- Aim of the exercise: Count the lines in the listing below that contain the string "axes", treating case as significant, and reply with only that number.

─── Records supplied ───

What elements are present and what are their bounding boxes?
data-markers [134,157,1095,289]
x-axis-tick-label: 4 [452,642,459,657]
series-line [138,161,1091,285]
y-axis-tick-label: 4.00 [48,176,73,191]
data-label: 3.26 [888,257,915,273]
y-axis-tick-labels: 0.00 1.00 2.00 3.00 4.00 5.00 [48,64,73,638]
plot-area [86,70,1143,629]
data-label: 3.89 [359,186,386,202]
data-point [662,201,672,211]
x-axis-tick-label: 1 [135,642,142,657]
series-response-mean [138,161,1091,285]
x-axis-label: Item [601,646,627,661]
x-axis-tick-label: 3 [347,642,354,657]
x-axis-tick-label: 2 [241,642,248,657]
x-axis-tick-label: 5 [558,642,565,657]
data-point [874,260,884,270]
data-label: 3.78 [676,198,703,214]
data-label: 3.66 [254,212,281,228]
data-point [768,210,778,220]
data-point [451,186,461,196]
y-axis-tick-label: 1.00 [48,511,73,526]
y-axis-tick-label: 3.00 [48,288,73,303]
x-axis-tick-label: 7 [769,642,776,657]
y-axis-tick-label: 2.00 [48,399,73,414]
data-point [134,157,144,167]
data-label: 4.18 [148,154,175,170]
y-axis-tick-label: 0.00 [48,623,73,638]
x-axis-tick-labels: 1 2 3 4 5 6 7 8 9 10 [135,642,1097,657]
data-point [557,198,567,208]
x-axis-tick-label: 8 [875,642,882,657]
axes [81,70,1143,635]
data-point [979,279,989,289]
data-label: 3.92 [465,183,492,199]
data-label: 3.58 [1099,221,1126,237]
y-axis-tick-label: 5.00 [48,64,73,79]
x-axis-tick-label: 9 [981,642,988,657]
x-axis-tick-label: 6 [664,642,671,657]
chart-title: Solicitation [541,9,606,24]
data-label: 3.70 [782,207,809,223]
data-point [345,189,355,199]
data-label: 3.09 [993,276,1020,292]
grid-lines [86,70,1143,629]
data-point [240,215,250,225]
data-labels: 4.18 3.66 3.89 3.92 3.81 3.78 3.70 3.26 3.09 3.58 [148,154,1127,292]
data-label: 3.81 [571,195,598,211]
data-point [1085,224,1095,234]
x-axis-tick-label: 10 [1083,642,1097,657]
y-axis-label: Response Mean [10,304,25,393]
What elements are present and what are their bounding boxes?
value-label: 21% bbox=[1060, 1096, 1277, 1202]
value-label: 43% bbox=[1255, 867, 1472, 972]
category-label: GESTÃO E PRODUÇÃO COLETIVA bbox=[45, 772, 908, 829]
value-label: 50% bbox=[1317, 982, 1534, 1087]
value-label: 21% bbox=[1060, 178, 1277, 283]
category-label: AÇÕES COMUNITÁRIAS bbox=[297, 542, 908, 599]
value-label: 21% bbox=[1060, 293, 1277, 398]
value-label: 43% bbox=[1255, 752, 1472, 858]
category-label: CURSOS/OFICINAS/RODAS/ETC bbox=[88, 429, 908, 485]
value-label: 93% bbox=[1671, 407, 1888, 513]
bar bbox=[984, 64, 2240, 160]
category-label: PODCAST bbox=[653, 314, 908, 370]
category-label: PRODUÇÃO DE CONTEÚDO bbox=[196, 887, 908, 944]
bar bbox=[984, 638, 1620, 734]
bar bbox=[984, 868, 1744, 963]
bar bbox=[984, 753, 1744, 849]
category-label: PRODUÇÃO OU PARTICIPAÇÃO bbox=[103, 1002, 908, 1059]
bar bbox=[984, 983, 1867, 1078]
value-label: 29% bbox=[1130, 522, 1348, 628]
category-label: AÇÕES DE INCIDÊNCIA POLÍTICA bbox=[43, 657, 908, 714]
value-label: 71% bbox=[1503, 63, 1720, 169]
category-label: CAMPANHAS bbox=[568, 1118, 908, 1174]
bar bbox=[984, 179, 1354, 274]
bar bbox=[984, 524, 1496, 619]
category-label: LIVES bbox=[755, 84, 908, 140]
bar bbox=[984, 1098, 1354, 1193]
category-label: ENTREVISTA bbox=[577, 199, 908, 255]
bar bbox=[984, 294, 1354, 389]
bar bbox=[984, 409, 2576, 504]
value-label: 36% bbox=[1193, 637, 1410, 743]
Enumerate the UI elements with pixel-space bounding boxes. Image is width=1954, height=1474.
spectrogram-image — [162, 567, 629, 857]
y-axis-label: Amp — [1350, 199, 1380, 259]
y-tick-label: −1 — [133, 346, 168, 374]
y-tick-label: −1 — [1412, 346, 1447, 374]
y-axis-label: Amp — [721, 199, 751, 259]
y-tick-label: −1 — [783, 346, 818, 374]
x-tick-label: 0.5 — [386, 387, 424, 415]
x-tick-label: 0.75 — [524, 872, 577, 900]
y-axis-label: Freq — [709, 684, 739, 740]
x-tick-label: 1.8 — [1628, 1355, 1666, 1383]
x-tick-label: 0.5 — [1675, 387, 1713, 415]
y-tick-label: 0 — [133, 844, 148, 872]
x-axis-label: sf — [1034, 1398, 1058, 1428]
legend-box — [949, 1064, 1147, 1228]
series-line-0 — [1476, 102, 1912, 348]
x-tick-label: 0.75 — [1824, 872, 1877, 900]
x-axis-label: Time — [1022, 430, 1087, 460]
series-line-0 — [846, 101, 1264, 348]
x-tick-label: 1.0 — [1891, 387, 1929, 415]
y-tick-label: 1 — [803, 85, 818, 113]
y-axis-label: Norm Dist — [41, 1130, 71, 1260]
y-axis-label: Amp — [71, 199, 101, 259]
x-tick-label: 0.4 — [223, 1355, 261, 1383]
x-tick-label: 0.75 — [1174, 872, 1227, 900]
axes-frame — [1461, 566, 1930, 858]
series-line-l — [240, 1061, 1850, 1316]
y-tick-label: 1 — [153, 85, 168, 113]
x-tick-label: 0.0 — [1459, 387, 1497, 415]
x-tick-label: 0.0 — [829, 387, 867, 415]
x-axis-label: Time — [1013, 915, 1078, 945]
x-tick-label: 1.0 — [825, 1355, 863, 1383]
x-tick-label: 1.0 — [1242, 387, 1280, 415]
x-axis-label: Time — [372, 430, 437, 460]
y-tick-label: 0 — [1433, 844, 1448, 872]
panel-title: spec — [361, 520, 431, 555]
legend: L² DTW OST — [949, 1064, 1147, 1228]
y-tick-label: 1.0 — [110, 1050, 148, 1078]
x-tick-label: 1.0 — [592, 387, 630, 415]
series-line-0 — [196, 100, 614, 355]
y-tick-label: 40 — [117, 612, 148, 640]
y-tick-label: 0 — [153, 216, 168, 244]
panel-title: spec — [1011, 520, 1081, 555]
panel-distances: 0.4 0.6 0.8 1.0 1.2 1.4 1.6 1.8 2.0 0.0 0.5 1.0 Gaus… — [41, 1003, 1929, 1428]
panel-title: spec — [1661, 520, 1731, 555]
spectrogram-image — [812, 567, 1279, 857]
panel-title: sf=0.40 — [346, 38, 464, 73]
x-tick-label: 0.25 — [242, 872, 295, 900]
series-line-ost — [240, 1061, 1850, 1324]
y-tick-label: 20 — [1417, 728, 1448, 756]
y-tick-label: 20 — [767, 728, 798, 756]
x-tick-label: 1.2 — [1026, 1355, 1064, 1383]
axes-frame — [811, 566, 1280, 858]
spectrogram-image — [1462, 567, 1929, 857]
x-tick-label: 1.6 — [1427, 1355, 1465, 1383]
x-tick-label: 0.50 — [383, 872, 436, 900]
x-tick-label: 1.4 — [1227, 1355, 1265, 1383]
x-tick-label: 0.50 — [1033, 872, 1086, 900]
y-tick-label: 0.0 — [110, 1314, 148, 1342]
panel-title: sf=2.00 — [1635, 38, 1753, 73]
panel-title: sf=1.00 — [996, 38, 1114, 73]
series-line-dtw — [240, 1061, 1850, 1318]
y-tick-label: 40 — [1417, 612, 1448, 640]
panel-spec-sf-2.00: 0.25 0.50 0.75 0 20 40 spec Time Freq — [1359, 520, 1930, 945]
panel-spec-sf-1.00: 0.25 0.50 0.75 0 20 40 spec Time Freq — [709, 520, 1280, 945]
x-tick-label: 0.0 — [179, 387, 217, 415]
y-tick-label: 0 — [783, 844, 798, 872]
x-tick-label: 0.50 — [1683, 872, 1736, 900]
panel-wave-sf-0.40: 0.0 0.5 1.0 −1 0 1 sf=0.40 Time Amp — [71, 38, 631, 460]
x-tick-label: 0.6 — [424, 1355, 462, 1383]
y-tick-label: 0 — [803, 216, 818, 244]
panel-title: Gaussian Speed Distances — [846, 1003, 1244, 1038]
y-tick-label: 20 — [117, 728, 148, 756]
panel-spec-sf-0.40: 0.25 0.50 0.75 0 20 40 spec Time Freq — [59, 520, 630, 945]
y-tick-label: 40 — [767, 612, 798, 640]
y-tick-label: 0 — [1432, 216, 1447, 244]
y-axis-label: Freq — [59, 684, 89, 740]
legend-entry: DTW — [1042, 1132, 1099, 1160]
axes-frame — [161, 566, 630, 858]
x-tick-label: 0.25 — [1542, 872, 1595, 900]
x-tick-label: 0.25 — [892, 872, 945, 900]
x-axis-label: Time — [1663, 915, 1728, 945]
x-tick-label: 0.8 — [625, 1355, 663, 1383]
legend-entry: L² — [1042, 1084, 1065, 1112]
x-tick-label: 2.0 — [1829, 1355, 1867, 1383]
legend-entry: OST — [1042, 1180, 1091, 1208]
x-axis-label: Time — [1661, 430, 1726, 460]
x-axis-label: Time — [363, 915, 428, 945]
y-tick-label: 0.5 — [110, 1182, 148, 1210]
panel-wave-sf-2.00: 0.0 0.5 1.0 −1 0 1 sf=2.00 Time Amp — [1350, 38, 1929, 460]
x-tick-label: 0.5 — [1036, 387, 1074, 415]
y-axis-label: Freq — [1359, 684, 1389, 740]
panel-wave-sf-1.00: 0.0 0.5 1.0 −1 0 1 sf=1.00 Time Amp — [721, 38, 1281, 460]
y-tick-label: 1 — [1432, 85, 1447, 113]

───

- Expected answer: 4